The problem:
Copy every line of the data in which the word "icons" occurs.

-- START OF Available data --

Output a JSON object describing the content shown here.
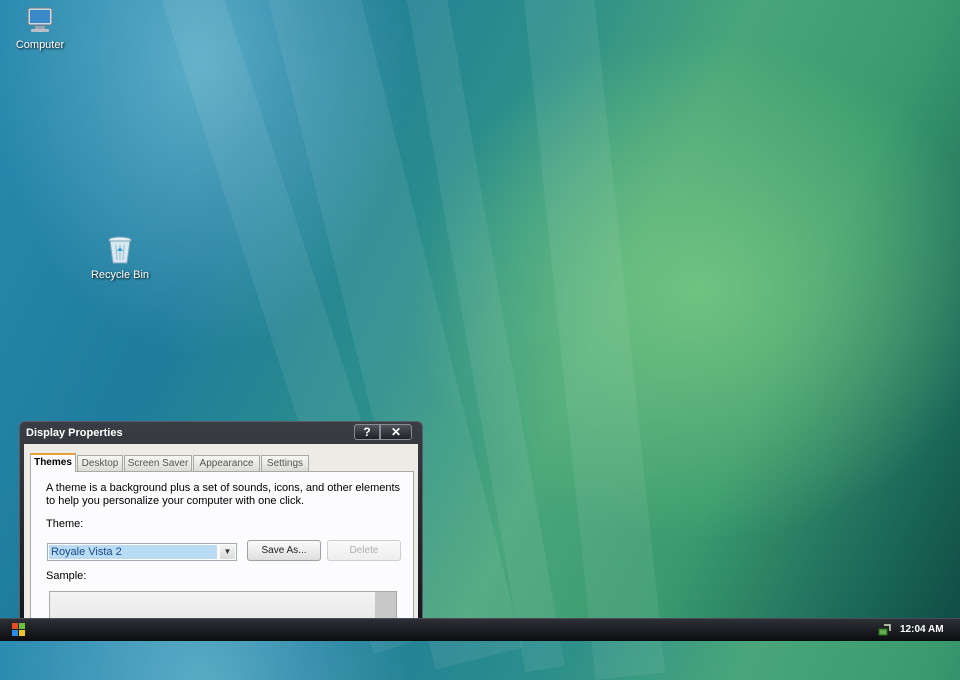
{
  "desktop": {
    "icons": [
      {
        "label": "Computer",
        "icon": "computer-icon"
      },
      {
        "label": "Recycle Bin",
        "icon": "recycle-bin-icon"
      }
    ]
  },
  "dialog": {
    "title": "Display Properties",
    "help_label": "?",
    "close_label": "✕",
    "tabs": [
      {
        "label": "Themes",
        "active": true
      },
      {
        "label": "Desktop",
        "active": false
      },
      {
        "label": "Screen Saver",
        "active": false
      },
      {
        "label": "Appearance",
        "active": false
      },
      {
        "label": "Settings",
        "active": false
      }
    ],
    "description": "A theme is a background plus a set of sounds, icons, and other elements to help you personalize your computer with one click.",
    "theme_label": "Theme:",
    "theme_value": "Royale Vista 2",
    "save_as_label": "Save As...",
    "delete_label": "Delete",
    "sample_label": "Sample:"
  },
  "taskbar": {
    "clock": "12:04 AM"
  },
  "colors": {
    "accent_tab": "#e6a23a",
    "selection": "#b9dcf4"
  }
}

-- END OF Available data --

Answer below:
    "icons": [
    "description": "A theme is a background plus a set of sounds, icons, and other elements to help you personalize your computer with one click.",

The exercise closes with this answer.